Exact repetition of every entry is required.
—————
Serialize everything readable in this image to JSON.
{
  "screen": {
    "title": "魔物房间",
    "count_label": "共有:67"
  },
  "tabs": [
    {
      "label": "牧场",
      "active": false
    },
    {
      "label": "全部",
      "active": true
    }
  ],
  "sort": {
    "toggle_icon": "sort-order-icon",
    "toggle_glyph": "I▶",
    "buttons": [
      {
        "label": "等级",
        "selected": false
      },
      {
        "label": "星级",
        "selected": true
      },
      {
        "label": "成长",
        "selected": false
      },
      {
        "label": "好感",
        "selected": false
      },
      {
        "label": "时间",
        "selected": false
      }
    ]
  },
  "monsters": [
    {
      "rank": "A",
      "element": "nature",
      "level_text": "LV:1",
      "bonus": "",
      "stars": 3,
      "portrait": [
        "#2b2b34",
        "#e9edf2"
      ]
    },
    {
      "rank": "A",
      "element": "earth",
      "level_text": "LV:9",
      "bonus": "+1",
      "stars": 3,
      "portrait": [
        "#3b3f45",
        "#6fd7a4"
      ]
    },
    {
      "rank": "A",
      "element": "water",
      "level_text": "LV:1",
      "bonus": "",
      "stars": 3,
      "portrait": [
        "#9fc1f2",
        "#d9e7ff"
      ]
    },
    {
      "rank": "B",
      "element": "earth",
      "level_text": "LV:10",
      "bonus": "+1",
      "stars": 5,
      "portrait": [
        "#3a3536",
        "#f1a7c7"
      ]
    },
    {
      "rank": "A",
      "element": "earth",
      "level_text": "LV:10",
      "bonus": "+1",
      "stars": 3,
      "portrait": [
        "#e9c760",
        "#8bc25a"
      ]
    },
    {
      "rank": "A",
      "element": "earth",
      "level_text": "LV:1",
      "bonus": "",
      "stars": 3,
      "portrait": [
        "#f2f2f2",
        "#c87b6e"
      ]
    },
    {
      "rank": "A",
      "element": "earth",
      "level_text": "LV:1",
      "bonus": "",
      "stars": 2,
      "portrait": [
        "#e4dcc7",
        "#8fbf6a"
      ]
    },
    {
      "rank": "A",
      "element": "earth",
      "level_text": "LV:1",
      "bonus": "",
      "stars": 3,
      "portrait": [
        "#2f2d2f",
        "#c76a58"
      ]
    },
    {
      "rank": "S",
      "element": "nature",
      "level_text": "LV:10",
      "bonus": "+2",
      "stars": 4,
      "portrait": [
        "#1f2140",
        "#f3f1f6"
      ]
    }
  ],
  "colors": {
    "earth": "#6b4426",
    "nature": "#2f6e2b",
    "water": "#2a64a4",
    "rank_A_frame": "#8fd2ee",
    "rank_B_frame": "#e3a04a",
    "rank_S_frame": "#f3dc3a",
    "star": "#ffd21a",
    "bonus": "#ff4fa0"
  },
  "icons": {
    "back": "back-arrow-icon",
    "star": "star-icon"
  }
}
—————
SOLUTION:
Serialize everything readable in this image to JSON.
{
  "screen": {
    "title": "魔物房间",
    "count_label": "共有:67"
  },
  "tabs": [
    {
      "label": "牧场",
      "active": false
    },
    {
      "label": "全部",
      "active": true
    }
  ],
  "sort": {
    "toggle_icon": "sort-order-icon",
    "toggle_glyph": "I▶",
    "buttons": [
      {
        "label": "等级",
        "selected": false
      },
      {
        "label": "星级",
        "selected": true
      },
      {
        "label": "成长",
        "selected": false
      },
      {
        "label": "好感",
        "selected": false
      },
      {
        "label": "时间",
        "selected": false
      }
    ]
  },
  "monsters": [
    {
      "rank": "A",
      "element": "nature",
      "level_text": "LV:1",
      "bonus": "",
      "stars": 3,
      "portrait": [
        "#2b2b34",
        "#e9edf2"
      ]
    },
    {
      "rank": "A",
      "element": "earth",
      "level_text": "LV:9",
      "bonus": "+1",
      "stars": 3,
      "portrait": [
        "#3b3f45",
        "#6fd7a4"
      ]
    },
    {
      "rank": "A",
      "element": "water",
      "level_text": "LV:1",
      "bonus": "",
      "stars": 3,
      "portrait": [
        "#9fc1f2",
        "#d9e7ff"
      ]
    },
    {
      "rank": "B",
      "element": "earth",
      "level_text": "LV:10",
      "bonus": "+1",
      "stars": 5,
      "portrait": [
        "#3a3536",
        "#f1a7c7"
      ]
    },
    {
      "rank": "A",
      "element": "earth",
      "level_text": "LV:10",
      "bonus": "+1",
      "stars": 3,
      "portrait": [
        "#e9c760",
        "#8bc25a"
      ]
    },
    {
      "rank": "A",
      "element": "earth",
      "level_text": "LV:1",
      "bonus": "",
      "stars": 3,
      "portrait": [
        "#f2f2f2",
        "#c87b6e"
      ]
    },
    {
      "rank": "A",
      "element": "earth",
      "level_text": "LV:1",
      "bonus": "",
      "stars": 2,
      "portrait": [
        "#e4dcc7",
        "#8fbf6a"
      ]
    },
    {
      "rank": "A",
      "element": "earth",
      "level_text": "LV:1",
      "bonus": "",
      "stars": 3,
      "portrait": [
        "#2f2d2f",
        "#c76a58"
      ]
    },
    {
      "rank": "S",
      "element": "nature",
      "level_text": "LV:10",
      "bonus": "+2",
      "stars": 4,
      "portrait": [
        "#1f2140",
        "#f3f1f6"
      ]
    }
  ],
  "colors": {
    "earth": "#6b4426",
    "nature": "#2f6e2b",
    "water": "#2a64a4",
    "rank_A_frame": "#8fd2ee",
    "rank_B_frame": "#e3a04a",
    "rank_S_frame": "#f3dc3a",
    "star": "#ffd21a",
    "bonus": "#ff4fa0"
  },
  "icons": {
    "back": "back-arrow-icon",
    "star": "star-icon"
  }
}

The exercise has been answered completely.